"""

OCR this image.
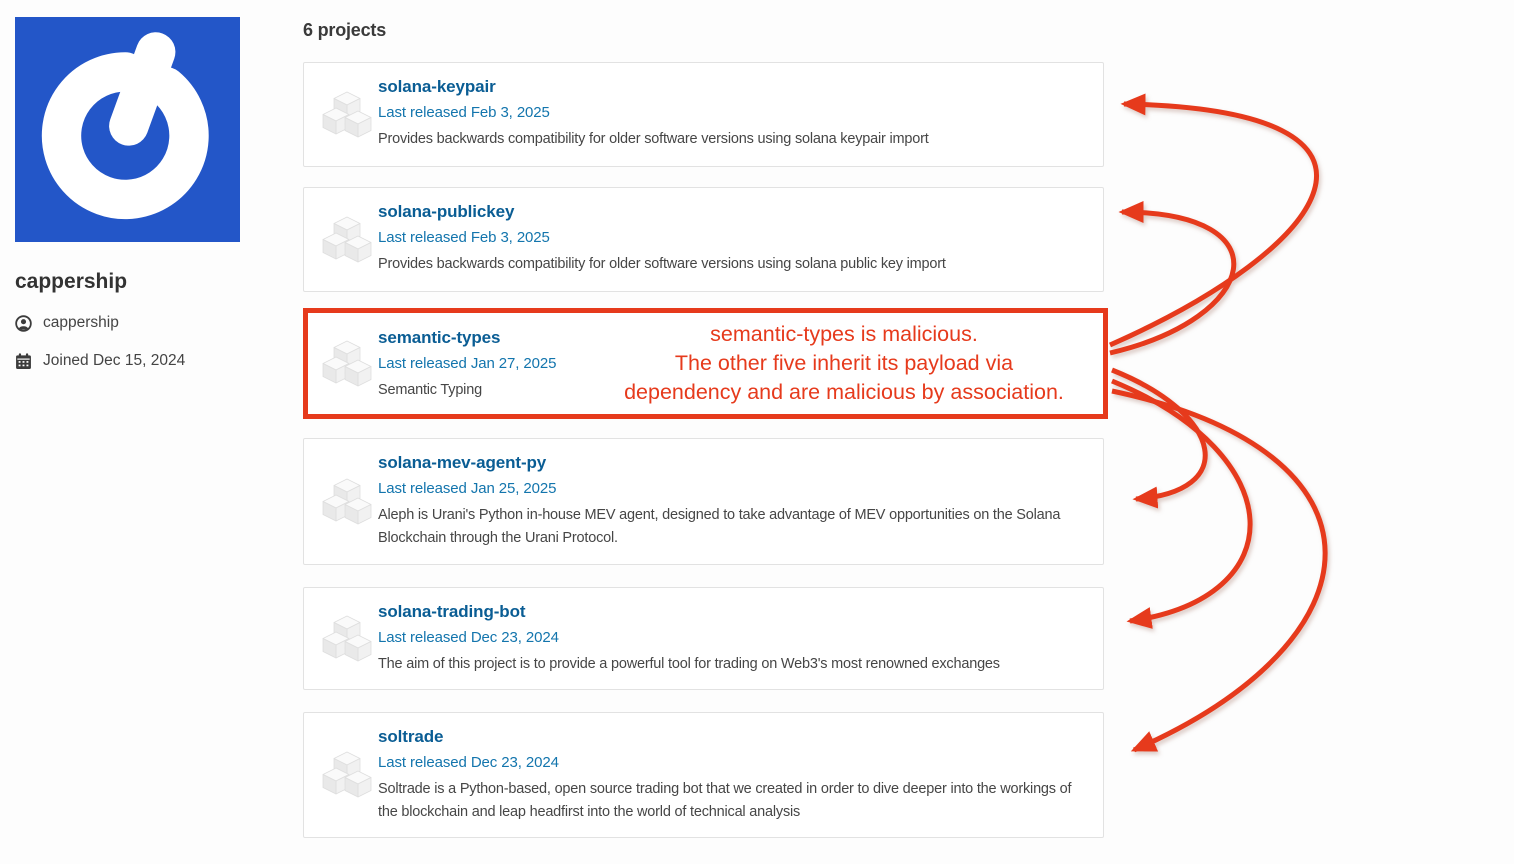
cappership
cappership
Joined Dec 15, 2024
6 projects
solana-keypair
Last released Feb 3, 2025
Provides backwards compatibility for older software versions using solana keypair import
solana-publickey
Last released Feb 3, 2025
Provides backwards compatibility for older software versions using solana public key import
semantic-types
Last released Jan 27, 2025
Semantic Typing
solana-mev-agent-py
Last released Jan 25, 2025
Aleph is Urani's Python in-house MEV agent, designed to take advantage of MEV opportunities on the Solana Blockchain through the Urani Protocol.
solana-trading-bot
Last released Dec 23, 2024
The aim of this project is to provide a powerful tool for trading on Web3's most renowned exchanges
soltrade
Last released Dec 23, 2024
Soltrade is a Python-based, open source trading bot that we created in order to dive deeper into the workings of the blockchain and leap headfirst into the world of technical analysis
semantic-types is malicious.
The other five inherit its payload via
dependency and are malicious by association.
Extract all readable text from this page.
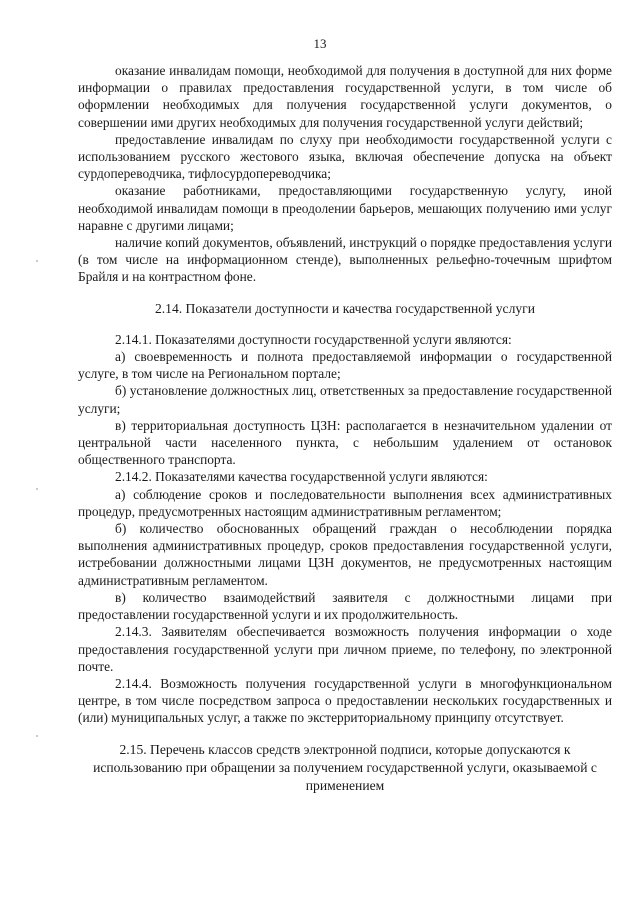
13

оказание инвалидам помощи, необходимой для получения в доступной для них форме информации о правилах предоставления государственной услуги, в том числе об оформлении необходимых для получения государственной услуги документов, о совершении ими других необходимых для получения государственной услуги действий;

предоставление инвалидам по слуху при необходимости государственной услуги с использованием русского жестового языка, включая обеспечение допуска на объект сурдопереводчика, тифлосурдопереводчика;

оказание работниками, предоставляющими государственную услугу, иной необходимой инвалидам помощи в преодолении барьеров, мешающих получению ими услуг наравне с другими лицами;

наличие копий документов, объявлений, инструкций о порядке предоставления услуги (в том числе на информационном стенде), выполненных рельефно-точечным шрифтом Брайля и на контрастном фоне.

2.14. Показатели доступности и качества государственной услуги

2.14.1. Показателями доступности государственной услуги являются:

а) своевременность и полнота предоставляемой информации о государственной услуге, в том числе на Региональном портале;

б) установление должностных лиц, ответственных за предоставление государственной услуги;

в) территориальная доступность ЦЗН: располагается в незначительном удалении от центральной части населенного пункта, с небольшим удалением от остановок общественного транспорта.

2.14.2. Показателями качества государственной услуги являются:

а) соблюдение сроков и последовательности выполнения всех административных процедур, предусмотренных настоящим административным регламентом;

б) количество обоснованных обращений граждан о несоблюдении порядка выполнения административных процедур, сроков предоставления государственной услуги, истребовании должностными лицами ЦЗН документов, не предусмотренных настоящим административным регламентом.

в) количество взаимодействий заявителя с должностными лицами при предоставлении государственной услуги и их продолжительность.

2.14.3. Заявителям обеспечивается возможность получения информации о ходе предоставления государственной услуги при личном приеме, по телефону, по электронной почте.

2.14.4. Возможность получения государственной услуги в многофункциональном центре, в том числе посредством запроса о предоставлении нескольких государственных и (или) муниципальных услуг, а также по экстерриториальному принципу отсутствует.

2.15. Перечень классов средств электронной подписи, которые допускаются к использованию при обращении за получением государственной услуги, оказываемой с применением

"""

• Task directions:
In the entries above, identify each line that includes the string "предоставлении", then copy it.

• Correct answer:
в) количество взаимодействий заявителя с должностными лицами при предоставлении государственной услуги и их продолжительность.
2.14.4. Возможность получения государственной услуги в многофункциональном центре, в том числе посредством запроса о предоставлении нескольких государственных и (или) муниципальных услуг, а также по экстерриториальному принципу отсутствует.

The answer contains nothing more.